start Entries shown
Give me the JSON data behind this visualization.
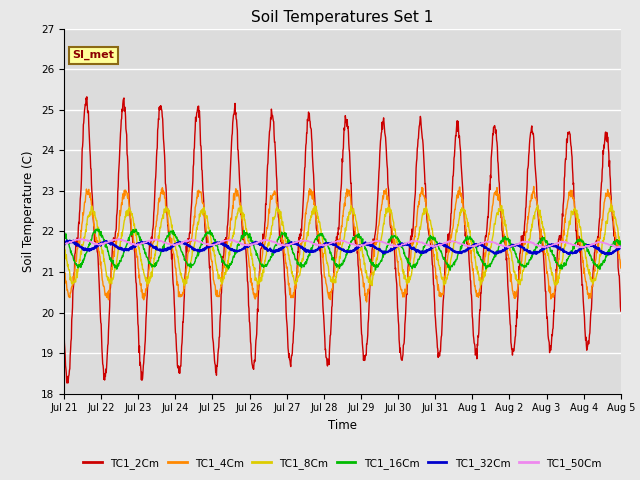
{
  "title": "Soil Temperatures Set 1",
  "xlabel": "Time",
  "ylabel": "Soil Temperature (C)",
  "ylim": [
    18.0,
    27.0
  ],
  "yticks": [
    18.0,
    19.0,
    20.0,
    21.0,
    22.0,
    23.0,
    24.0,
    25.0,
    26.0,
    27.0
  ],
  "bg_color": "#dcdcdc",
  "fig_color": "#e8e8e8",
  "annotation_text": "SI_met",
  "annotation_bg": "#ffff99",
  "annotation_border": "#8b6914",
  "annotation_text_color": "#8b0000",
  "series": [
    {
      "label": "TC1_2Cm",
      "color": "#cc0000",
      "linewidth": 1.0
    },
    {
      "label": "TC1_4Cm",
      "color": "#ff8800",
      "linewidth": 1.0
    },
    {
      "label": "TC1_8Cm",
      "color": "#ddcc00",
      "linewidth": 1.0
    },
    {
      "label": "TC1_16Cm",
      "color": "#00bb00",
      "linewidth": 1.0
    },
    {
      "label": "TC1_32Cm",
      "color": "#0000cc",
      "linewidth": 1.5
    },
    {
      "label": "TC1_50Cm",
      "color": "#ee88ee",
      "linewidth": 1.0
    }
  ],
  "tick_labels": [
    "Jul 21",
    "Jul 22",
    "Jul 23",
    "Jul 24",
    "Jul 25",
    "Jul 26",
    "Jul 27",
    "Jul 28",
    "Jul 29",
    "Jul 30",
    "Jul 31",
    "Aug 1",
    "Aug 2",
    "Aug 3",
    "Aug 4",
    "Aug 5"
  ],
  "tick_positions": [
    0,
    1,
    2,
    3,
    4,
    5,
    6,
    7,
    8,
    9,
    10,
    11,
    12,
    13,
    14,
    15
  ],
  "n_days": 15,
  "points_per_day": 96
}
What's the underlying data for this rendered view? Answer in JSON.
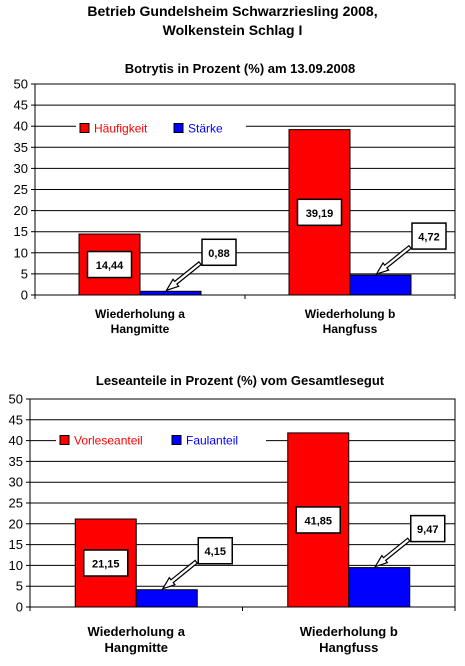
{
  "page": {
    "title_line1": "Betrieb Gundelsheim Schwarzriesling 2008,",
    "title_line2": "Wolkenstein Schlag I"
  },
  "colors": {
    "series1": "#ff0000",
    "series2": "#0000ff",
    "plot_bg": "#ffffff",
    "axis": "#000000",
    "grid": "#000000",
    "arrow_fill": "#ffffff"
  },
  "chart_data": [
    {
      "type": "bar",
      "title": "Botrytis in Prozent (%) am 13.09.2008",
      "categories": [
        [
          "Wiederholung a",
          "Hangmitte"
        ],
        [
          "Wiederholung b",
          "Hangfuss"
        ]
      ],
      "series": [
        {
          "name": "Häufigkeit",
          "values": [
            14.44,
            39.19
          ],
          "labels": [
            "14,44",
            "39,19"
          ],
          "color": "#ff0000"
        },
        {
          "name": "Stärke",
          "values": [
            0.88,
            4.72
          ],
          "labels": [
            "0,88",
            "4,72"
          ],
          "color": "#0000ff"
        }
      ],
      "ylim": [
        0,
        50
      ],
      "yticks": [
        0,
        5,
        10,
        15,
        20,
        25,
        30,
        35,
        40,
        45,
        50
      ],
      "grid": true,
      "legend_position": "inside-top-left"
    },
    {
      "type": "bar",
      "title": "Leseanteile in Prozent (%) vom Gesamtlesegut",
      "categories": [
        [
          "Wiederholung a",
          "Hangmitte"
        ],
        [
          "Wiederholung b",
          "Hangfuss"
        ]
      ],
      "series": [
        {
          "name": "Vorleseanteil",
          "values": [
            21.15,
            41.85
          ],
          "labels": [
            "21,15",
            "41,85"
          ],
          "color": "#ff0000"
        },
        {
          "name": "Faulanteil",
          "values": [
            4.15,
            9.47
          ],
          "labels": [
            "4,15",
            "9,47"
          ],
          "color": "#0000ff"
        }
      ],
      "ylim": [
        0,
        50
      ],
      "yticks": [
        0,
        5,
        10,
        15,
        20,
        25,
        30,
        35,
        40,
        45,
        50
      ],
      "grid": true,
      "legend_position": "inside-top-left"
    }
  ]
}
end Entries shown
The task: Using the listing above, gather each line that holds the string "name" and copy it.

Response:
          "name": "Häufigkeit",
          "name": "Stärke",
          "name": "Vorleseanteil",
          "name": "Faulanteil",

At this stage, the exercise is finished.